## Exercise aim
Write out the records that appear below, verbatim and complete, but without pictures.
======== Dataset rows
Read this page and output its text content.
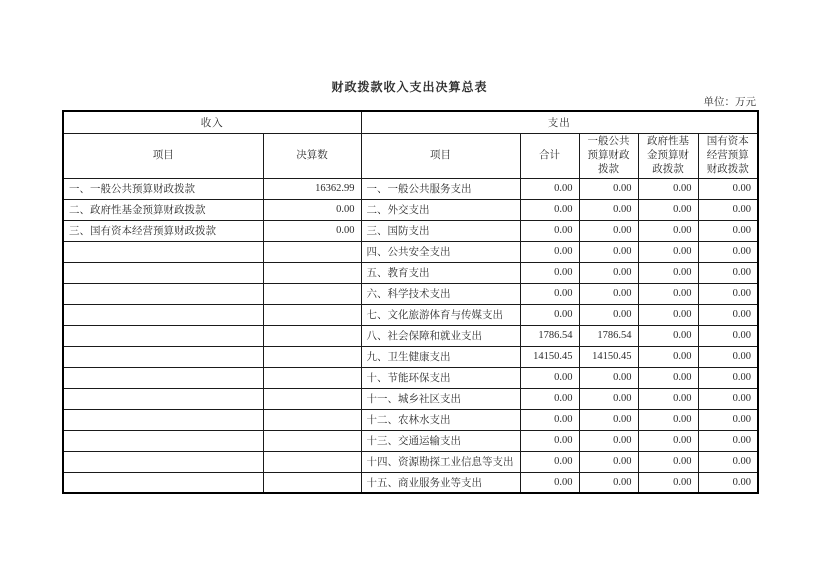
财政拨款收入支出决算总表
单位：万元
收入		支出				
项目	决算数	项目	合计	一般公共预算财政拨款	政府性基金预算财政拨款	国有资本经营预算财政拨款
一、一般公共预算财政拨款	16362.99	一、一般公共服务支出	0.00	0.00	0.00	0.00
二、政府性基金预算财政拨款	0.00	二、外交支出	0.00	0.00	0.00	0.00
三、国有资本经营预算财政拨款	0.00	三、国防支出	0.00	0.00	0.00	0.00
		四、公共安全支出	0.00	0.00	0.00	0.00
		五、教育支出	0.00	0.00	0.00	0.00
		六、科学技术支出	0.00	0.00	0.00	0.00
		七、文化旅游体育与传媒支出	0.00	0.00	0.00	0.00
		八、社会保障和就业支出	1786.54	1786.54	0.00	0.00
		九、卫生健康支出	14150.45	14150.45	0.00	0.00
		十、节能环保支出	0.00	0.00	0.00	0.00
		十一、城乡社区支出	0.00	0.00	0.00	0.00
		十二、农林水支出	0.00	0.00	0.00	0.00
		十三、交通运输支出	0.00	0.00	0.00	0.00
		十四、资源勘探工业信息等支出	0.00	0.00	0.00	0.00
		十五、商业服务业等支出	0.00	0.00	0.00	0.00
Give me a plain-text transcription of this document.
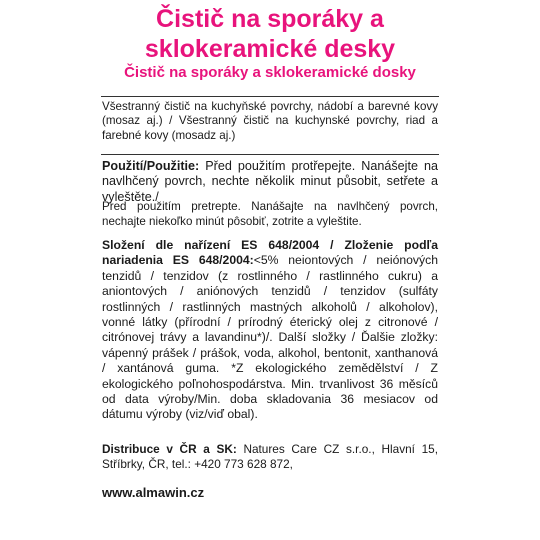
Čistič na sporáky a sklokeramické desky
Čistič na sporáky a sklokeramické dosky

Všestranný čistič na kuchyňské povrchy, nádobí a barevné kovy (mosaz aj.) / Všestranný čistič na kuchynské povrchy, riad a farebné kovy (mosadz aj.)

Použití/Použitie: Před použitím protřepejte. Nanášejte na navlhčený povrch, nechte několik minut působit, setřete a vyleštěte./

Pred použitím pretrepte. Nanášajte na navlhčený povrch, nechajte niekoľko minút pôsobiť, zotrite a vyleštite.

Složení dle nařízení ES 648/2004 / Zloženie podľa nariadenia ES 648/2004:<5% neiontových / neiónových tenzidů / tenzidov (z rostlinného / rastlinného cukru) a aniontových / aniónových tenzidů / tenzidov (sulfáty rostlinných / rastlinných mastných alkoholů / alkoholov), vonné látky (přírodní / prírodný éterický olej z citronové / citrónovej trávy a lavandinu*)/. Další složky / Ďalšie zložky: vápenný prášek / prášok, voda, alkohol, bentonit, xanthanová / xantánová guma. *Z ekologického zemědělství / Z ekologického poľnohospodárstva. Min. trvanlivost 36 měsíců od data výroby/Min. doba skladovania 36 mesiacov od dátumu výroby (viz/viď obal).

Distribuce v ČR a SK: Natures Care CZ s.r.o., Hlavní 15, Stříbrky, ČR, tel.: +420 773 628 872,

www.almawin.cz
================
## Full solution
Read this page and output its text content.
财政拨款收入支出决算总表
单位：万元
收入		支出				
项目	决算数	项目	合计	一般公共预算财政拨款	政府性基金预算财政拨款	国有资本经营预算财政拨款
一、一般公共预算财政拨款	16362.99	一、一般公共服务支出	0.00	0.00	0.00	0.00
二、政府性基金预算财政拨款	0.00	二、外交支出	0.00	0.00	0.00	0.00
三、国有资本经营预算财政拨款	0.00	三、国防支出	0.00	0.00	0.00	0.00
		四、公共安全支出	0.00	0.00	0.00	0.00
		五、教育支出	0.00	0.00	0.00	0.00
		六、科学技术支出	0.00	0.00	0.00	0.00
		七、文化旅游体育与传媒支出	0.00	0.00	0.00	0.00
		八、社会保障和就业支出	1786.54	1786.54	0.00	0.00
		九、卫生健康支出	14150.45	14150.45	0.00	0.00
		十、节能环保支出	0.00	0.00	0.00	0.00
		十一、城乡社区支出	0.00	0.00	0.00	0.00
		十二、农林水支出	0.00	0.00	0.00	0.00
		十三、交通运输支出	0.00	0.00	0.00	0.00
		十四、资源勘探工业信息等支出	0.00	0.00	0.00	0.00
		十五、商业服务业等支出	0.00	0.00	0.00	0.00
Give me a plain-text transcription of this document.
Čistič na sporáky a sklokeramické desky
Čistič na sporáky a sklokeramické dosky

Všestranný čistič na kuchyňské povrchy, nádobí a barevné kovy (mosaz aj.) / Všestranný čistič na kuchynské povrchy, riad a farebné kovy (mosadz aj.)

Použití/Použitie: Před použitím protřepejte. Nanášejte na navlhčený povrch, nechte několik minut působit, setřete a vyleštěte./

Pred použitím pretrepte. Nanášajte na navlhčený povrch, nechajte niekoľko minút pôsobiť, zotrite a vyleštite.

Složení dle nařízení ES 648/2004 / Zloženie podľa nariadenia ES 648/2004:<5% neiontových / neiónových tenzidů / tenzidov (z rostlinného / rastlinného cukru) a aniontových / aniónových tenzidů / tenzidov (sulfáty rostlinných / rastlinných mastných alkoholů / alkoholov), vonné látky (přírodní / prírodný éterický olej z citronové / citrónovej trávy a lavandinu*)/. Další složky / Ďalšie zložky: vápenný prášek / prášok, voda, alkohol, bentonit, xanthanová / xantánová guma. *Z ekologického zemědělství / Z ekologického poľnohospodárstva. Min. trvanlivost 36 měsíců od data výroby/Min. doba skladovania 36 mesiacov od dátumu výroby (viz/viď obal).

Distribuce v ČR a SK: Natures Care CZ s.r.o., Hlavní 15, Stříbrky, ČR, tel.: +420 773 628 872,

www.almawin.cz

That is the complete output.